- Directions -
Would you pull out every line of the material that contains the string "this"?

- Source data -

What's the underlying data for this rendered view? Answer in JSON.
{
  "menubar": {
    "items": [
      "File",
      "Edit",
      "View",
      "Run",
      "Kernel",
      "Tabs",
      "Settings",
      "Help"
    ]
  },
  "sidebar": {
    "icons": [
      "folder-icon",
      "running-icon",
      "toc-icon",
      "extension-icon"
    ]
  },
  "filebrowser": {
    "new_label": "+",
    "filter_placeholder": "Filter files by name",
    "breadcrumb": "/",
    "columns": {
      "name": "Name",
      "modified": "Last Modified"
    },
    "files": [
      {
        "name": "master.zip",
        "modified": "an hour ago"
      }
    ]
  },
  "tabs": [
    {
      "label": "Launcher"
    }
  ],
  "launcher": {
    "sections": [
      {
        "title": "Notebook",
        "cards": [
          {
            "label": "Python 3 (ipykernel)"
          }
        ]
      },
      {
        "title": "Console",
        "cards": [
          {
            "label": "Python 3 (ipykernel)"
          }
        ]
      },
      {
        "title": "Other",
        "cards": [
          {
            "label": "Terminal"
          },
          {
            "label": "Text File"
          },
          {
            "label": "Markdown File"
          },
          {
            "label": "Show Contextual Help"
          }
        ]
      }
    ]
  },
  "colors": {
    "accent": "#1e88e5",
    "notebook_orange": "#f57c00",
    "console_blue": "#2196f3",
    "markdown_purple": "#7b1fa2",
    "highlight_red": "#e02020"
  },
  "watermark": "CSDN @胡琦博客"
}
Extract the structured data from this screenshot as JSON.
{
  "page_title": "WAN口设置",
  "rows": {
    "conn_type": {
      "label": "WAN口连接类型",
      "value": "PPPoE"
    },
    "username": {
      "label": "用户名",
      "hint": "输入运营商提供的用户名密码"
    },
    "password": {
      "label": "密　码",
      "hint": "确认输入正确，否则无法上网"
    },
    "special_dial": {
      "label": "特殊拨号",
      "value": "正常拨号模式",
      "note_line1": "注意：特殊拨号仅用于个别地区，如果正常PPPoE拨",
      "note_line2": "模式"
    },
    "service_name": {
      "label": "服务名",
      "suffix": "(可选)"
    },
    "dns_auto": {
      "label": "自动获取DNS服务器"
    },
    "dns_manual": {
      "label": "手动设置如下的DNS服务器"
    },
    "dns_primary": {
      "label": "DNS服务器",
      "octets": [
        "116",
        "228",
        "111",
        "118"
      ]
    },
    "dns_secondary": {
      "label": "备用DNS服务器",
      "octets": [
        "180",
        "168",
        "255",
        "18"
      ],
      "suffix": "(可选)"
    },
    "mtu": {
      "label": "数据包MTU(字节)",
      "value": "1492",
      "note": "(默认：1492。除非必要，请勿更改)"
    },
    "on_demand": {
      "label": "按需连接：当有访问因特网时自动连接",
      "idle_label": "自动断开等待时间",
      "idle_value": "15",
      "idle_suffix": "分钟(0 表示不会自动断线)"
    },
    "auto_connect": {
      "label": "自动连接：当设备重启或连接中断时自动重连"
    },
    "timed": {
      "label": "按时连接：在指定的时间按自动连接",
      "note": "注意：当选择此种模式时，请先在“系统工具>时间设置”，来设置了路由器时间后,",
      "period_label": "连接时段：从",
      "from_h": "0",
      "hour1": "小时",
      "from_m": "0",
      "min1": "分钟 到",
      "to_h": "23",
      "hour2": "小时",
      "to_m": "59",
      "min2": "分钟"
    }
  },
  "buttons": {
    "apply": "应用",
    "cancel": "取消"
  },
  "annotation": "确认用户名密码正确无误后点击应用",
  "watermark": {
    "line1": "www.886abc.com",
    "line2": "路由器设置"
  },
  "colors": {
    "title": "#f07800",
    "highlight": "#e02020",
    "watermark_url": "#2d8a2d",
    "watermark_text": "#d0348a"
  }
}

- Output -
What's the underlying data for this rendered view? Answer in JSON.
Extract the structured data from this screenshot as JSON.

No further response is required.